## DATASET CONTENT:
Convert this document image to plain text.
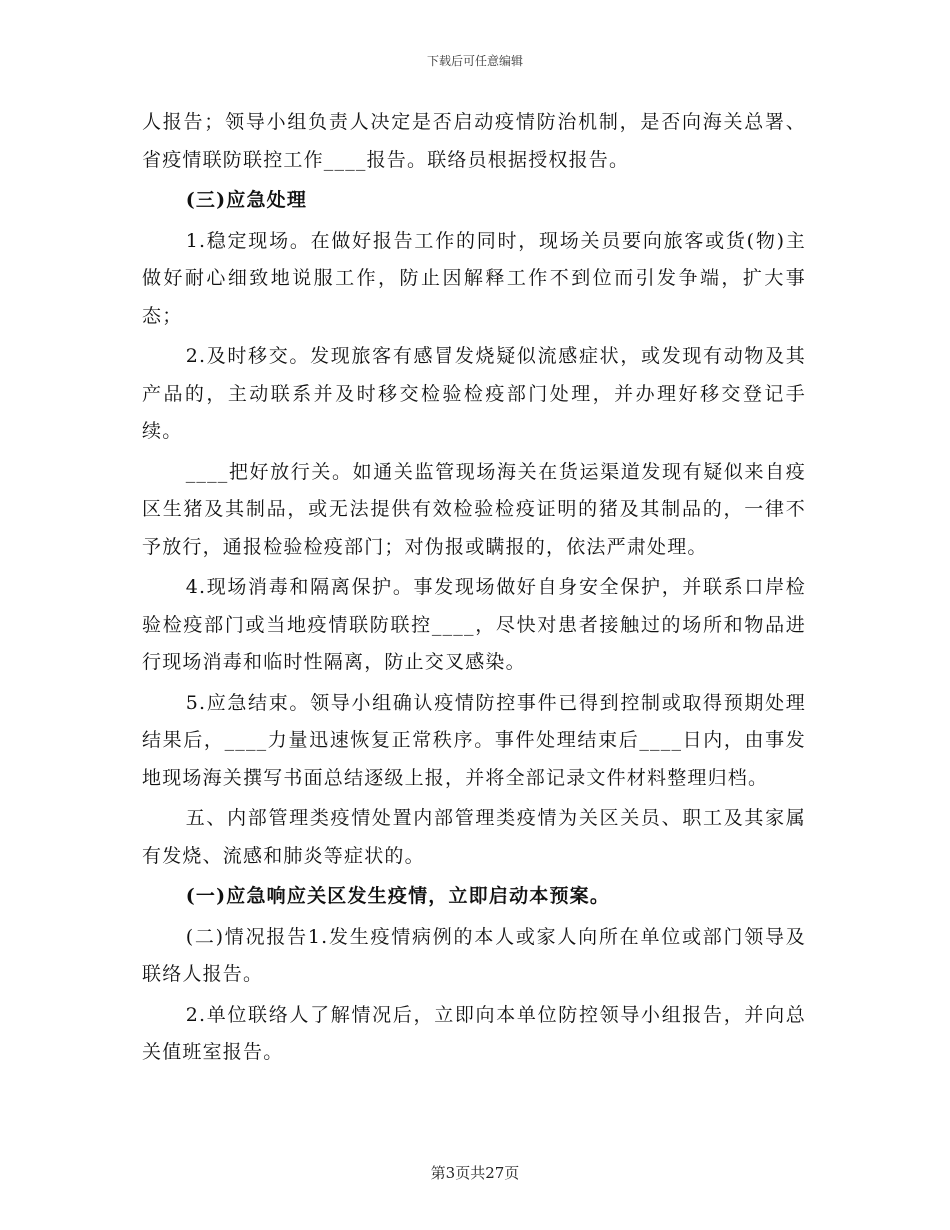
下载后可任意编辑

人报告；领导小组负责人决定是否启动疫情防治机制，是否向海关总署、省疫情联防联控工作____报告。联络员根据授权报告。

(三)应急处理

1.稳定现场。在做好报告工作的同时，现场关员要向旅客或货(物)主做好耐心细致地说服工作，防止因解释工作不到位而引发争端，扩大事态；

2.及时移交。发现旅客有感冒发烧疑似流感症状，或发现有动物及其产品的，主动联系并及时移交检验检疫部门处理，并办理好移交登记手续。

____把好放行关。如通关监管现场海关在货运渠道发现有疑似来自疫区生猪及其制品，或无法提供有效检验检疫证明的猪及其制品的，一律不予放行，通报检验检疫部门；对伪报或瞒报的，依法严肃处理。

4.现场消毒和隔离保护。事发现场做好自身安全保护，并联系口岸检验检疫部门或当地疫情联防联控____，尽快对患者接触过的场所和物品进行现场消毒和临时性隔离，防止交叉感染。

5.应急结束。领导小组确认疫情防控事件已得到控制或取得预期处理结果后，____力量迅速恢复正常秩序。事件处理结束后____日内，由事发地现场海关撰写书面总结逐级上报，并将全部记录文件材料整理归档。

五、内部管理类疫情处置内部管理类疫情为关区关员、职工及其家属有发烧、流感和肺炎等症状的。

(一)应急响应关区发生疫情，立即启动本预案。

(二)情况报告1.发生疫情病例的本人或家人向所在单位或部门领导及联络人报告。

2.单位联络人了解情况后，立即向本单位防控领导小组报告，并向总关值班室报告。

第3页共27页
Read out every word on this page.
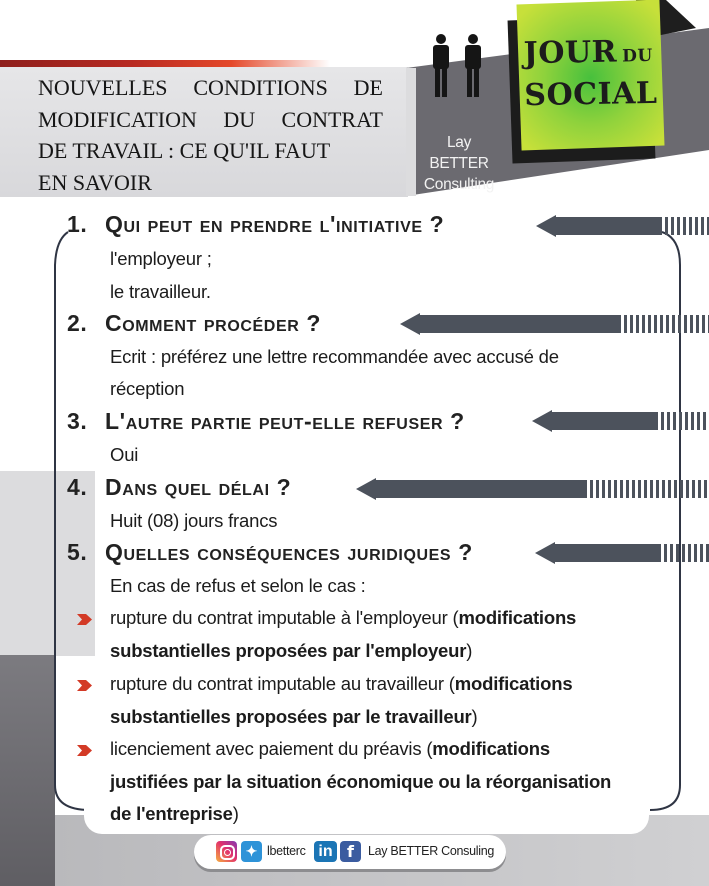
NOUVELLES CONDITIONS DE
MODIFICATION DU CONTRAT
DE TRAVAIL : CE QU'IL FAUT
EN SAVOIR
Lay BETTER
Consulting
JOUR DU
SOCIAL
1. Qui peut en prendre l'initiative ?
l'employeur ;
le travailleur.
2. Comment procéder ?
Ecrit : préférez une lettre recommandée avec accusé de
réception
3. L'autre partie peut-elle refuser ?
Oui
4. Dans quel délai ?
Huit (08) jours francs
5. Quelles conséquences juridiques ?
En cas de refus et selon le cas :
rupture du contrat imputable à l'employeur (modifications
substantielles proposées par l'employeur)
rupture du contrat imputable au travailleur (modifications
substantielles proposées par le travailleur)
licenciement avec paiement du préavis (modifications
justifiées par la situation économique ou la réorganisation
de l'entreprise)
✦ lbetterc in f	Lay BETTER Consuling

## WRITTEN PROBLEM:
Copy all the data exactly as written, but skip any picture.

## RESULT OF THE EXERCISE:
Convert this document image to plain text.
下载后可任意编辑

人报告；领导小组负责人决定是否启动疫情防治机制，是否向海关总署、省疫情联防联控工作____报告。联络员根据授权报告。

(三)应急处理

1.稳定现场。在做好报告工作的同时，现场关员要向旅客或货(物)主做好耐心细致地说服工作，防止因解释工作不到位而引发争端，扩大事态；

2.及时移交。发现旅客有感冒发烧疑似流感症状，或发现有动物及其产品的，主动联系并及时移交检验检疫部门处理，并办理好移交登记手续。

____把好放行关。如通关监管现场海关在货运渠道发现有疑似来自疫区生猪及其制品，或无法提供有效检验检疫证明的猪及其制品的，一律不予放行，通报检验检疫部门；对伪报或瞒报的，依法严肃处理。

4.现场消毒和隔离保护。事发现场做好自身安全保护，并联系口岸检验检疫部门或当地疫情联防联控____，尽快对患者接触过的场所和物品进行现场消毒和临时性隔离，防止交叉感染。

5.应急结束。领导小组确认疫情防控事件已得到控制或取得预期处理结果后，____力量迅速恢复正常秩序。事件处理结束后____日内，由事发地现场海关撰写书面总结逐级上报，并将全部记录文件材料整理归档。

五、内部管理类疫情处置内部管理类疫情为关区关员、职工及其家属有发烧、流感和肺炎等症状的。

(一)应急响应关区发生疫情，立即启动本预案。

(二)情况报告1.发生疫情病例的本人或家人向所在单位或部门领导及联络人报告。

2.单位联络人了解情况后，立即向本单位防控领导小组报告，并向总关值班室报告。

第3页共27页
Read out every word on this page.
NOUVELLES CONDITIONS DE
MODIFICATION DU CONTRAT
DE TRAVAIL : CE QU'IL FAUT
EN SAVOIR
Lay BETTER
Consulting
JOUR DU
SOCIAL
1. Qui peut en prendre l'initiative ?
l'employeur ;
le travailleur.
2. Comment procéder ?
Ecrit : préférez une lettre recommandée avec accusé de
réception
3. L'autre partie peut-elle refuser ?
Oui
4. Dans quel délai ?
Huit (08) jours francs
5. Quelles conséquences juridiques ?
En cas de refus et selon le cas :
rupture du contrat imputable à l'employeur (modifications
substantielles proposées par l'employeur)
rupture du contrat imputable au travailleur (modifications
substantielles proposées par le travailleur)
licenciement avec paiement du préavis (modifications
justifiées par la situation économique ou la réorganisation
de l'entreprise)
✦ lbetterc in f	Lay BETTER Consuling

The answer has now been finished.